• _Petunjuk Pengerjaan_
Berdasarkan teks kronologi SK 673, jelaskan mengapa Annas Maamun menerima laporan hasil telaahan SK 673 dari Cecep Iskandar pada 11 Agustus 2014.

• _Teks Kutipan_
......

11 Agustus 2014 Annas Maamun menerima laporan hasil telaahan SK 673 dari Cecep Iskandar, Kabid Planologi Dinas Kehutanan Propinsi Riau. Sehari sebelumnya, Annas perintahkan M. Yafiz (Kepala Bappeda Riau) dan Irwan Effendi (Kepala Dinas Kehutanan Riau) menelaah lampiran peta pada SK 673 dari Zulkifli Hasan. Yafiz dan Irwan melibatkan Cecep Iskandar, Supriyadi (Kasi Tata Ruang Bappeda Riau), Ardesianto (Kasi Perpetaan Dinas Kehutanan Riau) dan Arief Despansary (Kasi Penatagunaan Dinas Kehutanan Riau).

12 Agustus 2014 Annas Maamun sebagai Gubernur Riau tanda tangan surat revisi pertama SK 673.

......

• _Data yang Diberikan_
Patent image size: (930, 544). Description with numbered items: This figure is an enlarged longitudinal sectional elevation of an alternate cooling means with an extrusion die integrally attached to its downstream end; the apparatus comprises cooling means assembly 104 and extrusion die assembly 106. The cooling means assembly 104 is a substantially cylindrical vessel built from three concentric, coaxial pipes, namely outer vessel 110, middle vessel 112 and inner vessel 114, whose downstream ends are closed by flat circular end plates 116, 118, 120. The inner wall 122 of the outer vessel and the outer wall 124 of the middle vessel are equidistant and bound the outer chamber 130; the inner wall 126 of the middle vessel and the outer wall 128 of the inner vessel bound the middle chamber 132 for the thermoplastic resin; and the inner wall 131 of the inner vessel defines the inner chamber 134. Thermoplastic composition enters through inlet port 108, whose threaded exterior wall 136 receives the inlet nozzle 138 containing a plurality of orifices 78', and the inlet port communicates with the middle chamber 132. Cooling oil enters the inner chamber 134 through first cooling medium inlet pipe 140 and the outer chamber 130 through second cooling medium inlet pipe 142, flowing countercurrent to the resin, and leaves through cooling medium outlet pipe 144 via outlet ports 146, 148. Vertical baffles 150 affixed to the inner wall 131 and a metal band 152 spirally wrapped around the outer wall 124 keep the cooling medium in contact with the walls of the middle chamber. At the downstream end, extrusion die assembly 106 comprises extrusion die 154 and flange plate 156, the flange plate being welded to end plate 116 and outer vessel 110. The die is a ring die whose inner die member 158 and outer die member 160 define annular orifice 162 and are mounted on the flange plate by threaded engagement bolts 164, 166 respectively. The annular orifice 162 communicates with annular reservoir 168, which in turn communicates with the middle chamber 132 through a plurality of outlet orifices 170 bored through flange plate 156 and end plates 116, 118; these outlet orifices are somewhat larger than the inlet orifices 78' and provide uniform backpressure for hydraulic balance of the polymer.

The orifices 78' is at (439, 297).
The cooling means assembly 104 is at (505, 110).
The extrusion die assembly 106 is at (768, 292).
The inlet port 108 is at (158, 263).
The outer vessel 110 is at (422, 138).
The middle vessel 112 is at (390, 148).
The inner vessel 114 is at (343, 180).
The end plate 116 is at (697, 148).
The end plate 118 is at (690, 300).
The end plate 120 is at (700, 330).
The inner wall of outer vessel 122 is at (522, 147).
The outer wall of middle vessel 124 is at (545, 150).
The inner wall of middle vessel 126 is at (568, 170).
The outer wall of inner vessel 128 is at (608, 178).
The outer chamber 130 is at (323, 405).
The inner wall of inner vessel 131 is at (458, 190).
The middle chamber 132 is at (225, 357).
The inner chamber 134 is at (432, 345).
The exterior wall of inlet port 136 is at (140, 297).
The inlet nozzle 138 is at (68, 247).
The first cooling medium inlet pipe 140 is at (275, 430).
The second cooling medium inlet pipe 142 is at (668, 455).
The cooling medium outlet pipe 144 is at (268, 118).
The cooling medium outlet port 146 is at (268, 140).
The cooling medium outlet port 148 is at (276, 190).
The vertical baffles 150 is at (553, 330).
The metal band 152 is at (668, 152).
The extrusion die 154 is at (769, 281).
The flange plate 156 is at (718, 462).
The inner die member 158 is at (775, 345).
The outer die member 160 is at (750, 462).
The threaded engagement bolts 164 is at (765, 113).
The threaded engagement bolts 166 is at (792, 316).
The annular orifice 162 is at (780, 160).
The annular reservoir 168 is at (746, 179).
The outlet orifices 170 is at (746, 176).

......

• _Jawaban Latihan_
Sehari sebelumnya, Annas Maamun memerintahkan M. Yafiz (Kepala Bappeda Riau) dan Irwan Effendi (Kepala Dinas Kehutanan Riau) untuk menelaah lampiran peta pada SK 673 dari Zulkifli Hasan. Keduanya kemudian melibatkan Cecep Iskandar, Kabid Planologi Dinas Kehutanan Provinsi Riau, bersama Supriyadi, Ardesianto, dan Arief Despansary. Laporan yang diterima Annas pada 11 Agustus 2014 adalah hasil telaahan tersebut.